-- BEGIN --
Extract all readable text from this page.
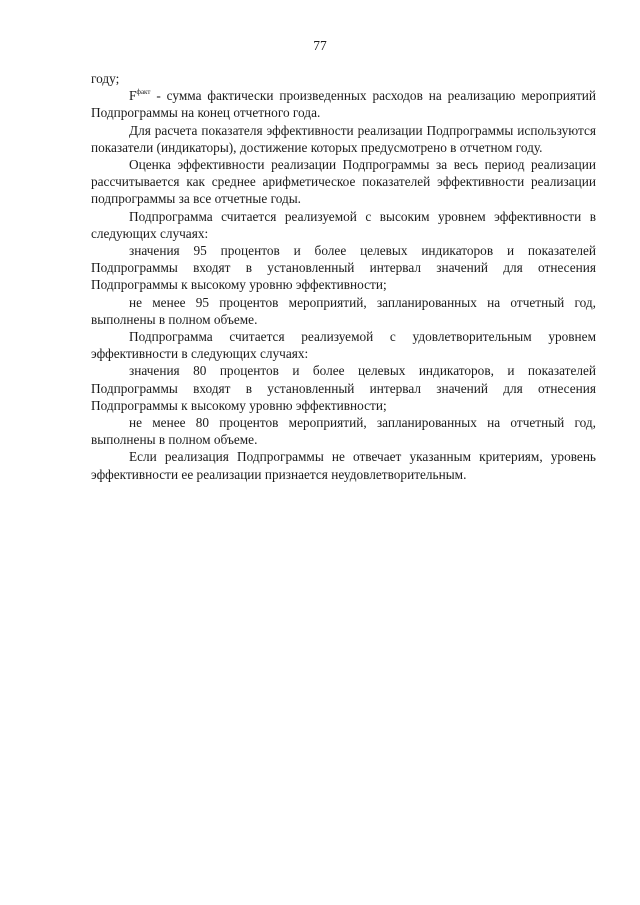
77

году;

$F^{факт}$ - сумма фактически произведенных расходов на реализацию мероприятий Подпрограммы на конец отчетного года.

Для расчета показателя эффективности реализации Подпрограммы используются показатели (индикаторы), достижение которых предусмотрено в отчетном году.

Оценка эффективности реализации Подпрограммы за весь период реализации рассчитывается как среднее арифметическое показателей эффективности реализации подпрограммы за все отчетные годы.

Подпрограмма считается реализуемой с высоким уровнем эффективности в следующих случаях:

значения 95 процентов и более целевых индикаторов и показателей Подпрограммы входят в установленный интервал значений для отнесения Подпрограммы к высокому уровню эффективности;

не менее 95 процентов мероприятий, запланированных на отчетный год, выполнены в полном объеме.

Подпрограмма считается реализуемой с удовлетворительным уровнем эффективности в следующих случаях:

значения 80 процентов и более целевых индикаторов, и показателей Подпрограммы входят в установленный интервал значений для отнесения Подпрограммы к высокому уровню эффективности;

не менее 80 процентов мероприятий, запланированных на отчетный год, выполнены в полном объеме.

Если реализация Подпрограммы не отвечает указанным критериям, уровень эффективности ее реализации признается неудовлетворительным.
-- END --
TASK DETAILS ▸ Pick each line holding the word "отчетный" out of the data and copy it.

TASK ANSWER ▸
не менее 95 процентов мероприятий, запланированных на отчетный год, выполнены в полном объеме.
не менее 80 процентов мероприятий, запланированных на отчетный год, выполнены в полном объеме.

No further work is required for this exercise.